*Aim of the task*
Copy out all of the data exactly as it appears.

— BEGIN —

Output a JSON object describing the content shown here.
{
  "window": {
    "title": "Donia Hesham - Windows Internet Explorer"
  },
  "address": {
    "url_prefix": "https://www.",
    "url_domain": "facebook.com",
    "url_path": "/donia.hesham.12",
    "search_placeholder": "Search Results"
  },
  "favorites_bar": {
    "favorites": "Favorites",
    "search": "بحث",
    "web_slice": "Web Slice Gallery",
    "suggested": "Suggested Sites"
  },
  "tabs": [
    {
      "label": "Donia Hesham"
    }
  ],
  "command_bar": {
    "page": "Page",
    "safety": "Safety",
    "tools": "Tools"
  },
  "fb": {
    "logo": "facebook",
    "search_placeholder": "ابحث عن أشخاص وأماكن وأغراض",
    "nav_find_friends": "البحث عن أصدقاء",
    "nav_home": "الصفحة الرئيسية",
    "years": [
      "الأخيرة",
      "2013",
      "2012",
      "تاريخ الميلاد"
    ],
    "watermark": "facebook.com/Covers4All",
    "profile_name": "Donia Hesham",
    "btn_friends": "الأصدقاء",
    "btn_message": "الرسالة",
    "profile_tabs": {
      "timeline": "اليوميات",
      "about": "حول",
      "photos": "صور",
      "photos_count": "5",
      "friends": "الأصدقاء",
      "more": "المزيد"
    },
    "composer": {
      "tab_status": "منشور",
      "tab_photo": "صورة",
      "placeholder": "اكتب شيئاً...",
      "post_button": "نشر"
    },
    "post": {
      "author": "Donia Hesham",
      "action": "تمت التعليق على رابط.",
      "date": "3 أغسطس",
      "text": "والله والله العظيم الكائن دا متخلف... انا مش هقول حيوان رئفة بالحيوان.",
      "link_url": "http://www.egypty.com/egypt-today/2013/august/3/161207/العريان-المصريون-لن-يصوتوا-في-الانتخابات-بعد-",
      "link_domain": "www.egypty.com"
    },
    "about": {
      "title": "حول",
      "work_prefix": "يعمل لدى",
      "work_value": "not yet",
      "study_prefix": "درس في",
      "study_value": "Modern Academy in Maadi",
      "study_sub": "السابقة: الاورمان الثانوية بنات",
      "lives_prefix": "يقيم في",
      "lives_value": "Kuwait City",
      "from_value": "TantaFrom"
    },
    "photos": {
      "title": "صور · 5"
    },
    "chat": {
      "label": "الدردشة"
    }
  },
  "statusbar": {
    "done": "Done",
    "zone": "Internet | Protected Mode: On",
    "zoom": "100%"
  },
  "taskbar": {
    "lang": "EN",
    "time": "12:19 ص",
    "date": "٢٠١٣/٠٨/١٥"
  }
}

— END —

*The result*
Output a JSON object describing the content shown here.
{
  "window": {
    "title": "Donia Hesham - Windows Internet Explorer"
  },
  "address": {
    "url_prefix": "https://www.",
    "url_domain": "facebook.com",
    "url_path": "/donia.hesham.12",
    "search_placeholder": "Search Results"
  },
  "favorites_bar": {
    "favorites": "Favorites",
    "search": "بحث",
    "web_slice": "Web Slice Gallery",
    "suggested": "Suggested Sites"
  },
  "tabs": [
    {
      "label": "Donia Hesham"
    }
  ],
  "command_bar": {
    "page": "Page",
    "safety": "Safety",
    "tools": "Tools"
  },
  "fb": {
    "logo": "facebook",
    "search_placeholder": "ابحث عن أشخاص وأماكن وأغراض",
    "nav_find_friends": "البحث عن أصدقاء",
    "nav_home": "الصفحة الرئيسية",
    "years": [
      "الأخيرة",
      "2013",
      "2012",
      "تاريخ الميلاد"
    ],
    "watermark": "facebook.com/Covers4All",
    "profile_name": "Donia Hesham",
    "btn_friends": "الأصدقاء",
    "btn_message": "الرسالة",
    "profile_tabs": {
      "timeline": "اليوميات",
      "about": "حول",
      "photos": "صور",
      "photos_count": "5",
      "friends": "الأصدقاء",
      "more": "المزيد"
    },
    "composer": {
      "tab_status": "منشور",
      "tab_photo": "صورة",
      "placeholder": "اكتب شيئاً...",
      "post_button": "نشر"
    },
    "post": {
      "author": "Donia Hesham",
      "action": "تمت التعليق على رابط.",
      "date": "3 أغسطس",
      "text": "والله والله العظيم الكائن دا متخلف... انا مش هقول حيوان رئفة بالحيوان.",
      "link_url": "http://www.egypty.com/egypt-today/2013/august/3/161207/العريان-المصريون-لن-يصوتوا-في-الانتخابات-بعد-",
      "link_domain": "www.egypty.com"
    },
    "about": {
      "title": "حول",
      "work_prefix": "يعمل لدى",
      "work_value": "not yet",
      "study_prefix": "درس في",
      "study_value": "Modern Academy in Maadi",
      "study_sub": "السابقة: الاورمان الثانوية بنات",
      "lives_prefix": "يقيم في",
      "lives_value": "Kuwait City",
      "from_value": "TantaFrom"
    },
    "photos": {
      "title": "صور · 5"
    },
    "chat": {
      "label": "الدردشة"
    }
  },
  "statusbar": {
    "done": "Done",
    "zone": "Internet | Protected Mode: On",
    "zoom": "100%"
  },
  "taskbar": {
    "lang": "EN",
    "time": "12:19 ص",
    "date": "٢٠١٣/٠٨/١٥"
  }
}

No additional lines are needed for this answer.